What you should do:
Show all lines holding "title".

Stored data:
++++++++++++++++++++

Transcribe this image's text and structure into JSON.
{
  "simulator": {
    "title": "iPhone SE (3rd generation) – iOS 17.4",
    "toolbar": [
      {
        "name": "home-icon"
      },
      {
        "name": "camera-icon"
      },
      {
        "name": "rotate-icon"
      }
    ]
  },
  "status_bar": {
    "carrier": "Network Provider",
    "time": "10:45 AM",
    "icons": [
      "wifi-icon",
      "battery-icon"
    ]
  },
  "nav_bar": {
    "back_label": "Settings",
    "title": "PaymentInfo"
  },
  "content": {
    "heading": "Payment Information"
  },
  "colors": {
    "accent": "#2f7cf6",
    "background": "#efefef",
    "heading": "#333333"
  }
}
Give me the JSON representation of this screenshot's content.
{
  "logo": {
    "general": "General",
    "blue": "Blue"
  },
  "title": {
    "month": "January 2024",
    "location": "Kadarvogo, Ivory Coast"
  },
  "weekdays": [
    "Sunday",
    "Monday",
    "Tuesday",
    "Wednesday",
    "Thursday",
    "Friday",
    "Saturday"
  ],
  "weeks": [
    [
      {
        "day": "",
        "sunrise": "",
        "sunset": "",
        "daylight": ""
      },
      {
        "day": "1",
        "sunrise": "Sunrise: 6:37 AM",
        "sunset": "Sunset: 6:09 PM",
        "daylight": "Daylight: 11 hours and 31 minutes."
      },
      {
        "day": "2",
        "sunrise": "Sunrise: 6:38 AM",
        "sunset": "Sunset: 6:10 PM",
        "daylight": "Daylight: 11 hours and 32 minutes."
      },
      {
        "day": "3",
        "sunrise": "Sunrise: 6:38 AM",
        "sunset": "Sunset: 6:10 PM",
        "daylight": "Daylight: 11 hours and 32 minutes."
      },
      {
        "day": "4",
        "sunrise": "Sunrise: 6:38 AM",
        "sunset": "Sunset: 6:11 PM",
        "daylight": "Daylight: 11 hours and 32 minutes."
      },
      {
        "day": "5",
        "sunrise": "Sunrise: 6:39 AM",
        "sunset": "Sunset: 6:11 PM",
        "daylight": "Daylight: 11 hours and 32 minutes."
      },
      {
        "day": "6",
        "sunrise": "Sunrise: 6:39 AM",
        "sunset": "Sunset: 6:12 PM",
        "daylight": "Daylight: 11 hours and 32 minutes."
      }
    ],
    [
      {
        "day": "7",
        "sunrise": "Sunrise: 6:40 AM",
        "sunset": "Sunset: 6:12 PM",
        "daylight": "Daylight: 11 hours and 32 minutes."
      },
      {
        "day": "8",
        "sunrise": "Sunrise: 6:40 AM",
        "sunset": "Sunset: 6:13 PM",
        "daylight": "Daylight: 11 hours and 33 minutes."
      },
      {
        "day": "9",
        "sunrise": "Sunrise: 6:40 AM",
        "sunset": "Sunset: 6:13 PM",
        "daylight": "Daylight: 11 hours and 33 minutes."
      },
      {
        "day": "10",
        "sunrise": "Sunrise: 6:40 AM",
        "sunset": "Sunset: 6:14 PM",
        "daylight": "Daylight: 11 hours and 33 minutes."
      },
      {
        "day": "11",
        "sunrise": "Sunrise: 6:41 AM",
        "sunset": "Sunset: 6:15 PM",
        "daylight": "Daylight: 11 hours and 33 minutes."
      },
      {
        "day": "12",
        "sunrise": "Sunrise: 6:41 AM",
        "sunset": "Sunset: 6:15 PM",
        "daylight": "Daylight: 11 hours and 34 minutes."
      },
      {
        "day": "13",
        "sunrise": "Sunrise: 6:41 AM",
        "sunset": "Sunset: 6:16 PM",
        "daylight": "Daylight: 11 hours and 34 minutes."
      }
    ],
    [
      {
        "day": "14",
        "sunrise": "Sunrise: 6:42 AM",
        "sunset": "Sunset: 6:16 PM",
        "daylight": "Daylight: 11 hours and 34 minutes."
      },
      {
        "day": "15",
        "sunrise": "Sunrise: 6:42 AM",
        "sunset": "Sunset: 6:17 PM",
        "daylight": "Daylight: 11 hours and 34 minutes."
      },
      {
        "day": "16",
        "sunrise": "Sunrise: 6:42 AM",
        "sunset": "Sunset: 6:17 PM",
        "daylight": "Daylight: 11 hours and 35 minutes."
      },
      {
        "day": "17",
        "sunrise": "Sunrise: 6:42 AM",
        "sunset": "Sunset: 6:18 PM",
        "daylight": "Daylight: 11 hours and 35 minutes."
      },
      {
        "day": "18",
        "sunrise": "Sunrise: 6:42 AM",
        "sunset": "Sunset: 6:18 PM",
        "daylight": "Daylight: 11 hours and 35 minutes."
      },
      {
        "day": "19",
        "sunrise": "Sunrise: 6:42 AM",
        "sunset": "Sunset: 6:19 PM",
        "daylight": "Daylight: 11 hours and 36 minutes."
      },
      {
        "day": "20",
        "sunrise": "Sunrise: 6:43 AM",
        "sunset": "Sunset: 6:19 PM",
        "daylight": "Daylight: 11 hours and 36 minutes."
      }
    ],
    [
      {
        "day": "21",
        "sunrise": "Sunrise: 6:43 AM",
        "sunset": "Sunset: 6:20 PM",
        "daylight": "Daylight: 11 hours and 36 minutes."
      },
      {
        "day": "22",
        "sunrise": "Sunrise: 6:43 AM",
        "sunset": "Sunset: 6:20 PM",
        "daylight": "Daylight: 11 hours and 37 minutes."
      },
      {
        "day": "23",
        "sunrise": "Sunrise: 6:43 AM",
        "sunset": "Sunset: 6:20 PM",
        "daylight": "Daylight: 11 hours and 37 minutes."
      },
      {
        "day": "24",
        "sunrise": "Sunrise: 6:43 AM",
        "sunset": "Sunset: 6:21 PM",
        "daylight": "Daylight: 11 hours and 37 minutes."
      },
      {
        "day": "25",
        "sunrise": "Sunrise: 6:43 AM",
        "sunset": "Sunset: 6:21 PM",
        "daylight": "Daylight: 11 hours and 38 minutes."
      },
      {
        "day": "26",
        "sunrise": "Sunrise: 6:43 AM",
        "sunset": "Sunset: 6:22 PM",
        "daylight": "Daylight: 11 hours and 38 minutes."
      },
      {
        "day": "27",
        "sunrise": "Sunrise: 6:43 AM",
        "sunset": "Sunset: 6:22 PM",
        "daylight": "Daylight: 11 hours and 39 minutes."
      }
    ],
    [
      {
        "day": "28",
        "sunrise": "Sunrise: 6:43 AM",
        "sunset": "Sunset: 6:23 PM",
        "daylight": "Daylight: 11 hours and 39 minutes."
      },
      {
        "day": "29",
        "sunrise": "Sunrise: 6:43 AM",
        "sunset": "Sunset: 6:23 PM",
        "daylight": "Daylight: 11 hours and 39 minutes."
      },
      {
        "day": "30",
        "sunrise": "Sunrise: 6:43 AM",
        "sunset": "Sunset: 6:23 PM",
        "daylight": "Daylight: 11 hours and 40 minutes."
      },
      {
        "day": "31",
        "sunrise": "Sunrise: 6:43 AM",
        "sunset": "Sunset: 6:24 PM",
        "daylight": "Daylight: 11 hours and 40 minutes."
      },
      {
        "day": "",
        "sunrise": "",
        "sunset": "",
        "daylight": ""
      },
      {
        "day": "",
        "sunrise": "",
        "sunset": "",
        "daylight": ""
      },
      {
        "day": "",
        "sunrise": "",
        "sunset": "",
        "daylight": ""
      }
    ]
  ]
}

++++++++++++++++++++

Written answer:
    "title": "iPhone SE (3rd generation) – iOS 17.4",
    "title": "PaymentInfo"
  "title": {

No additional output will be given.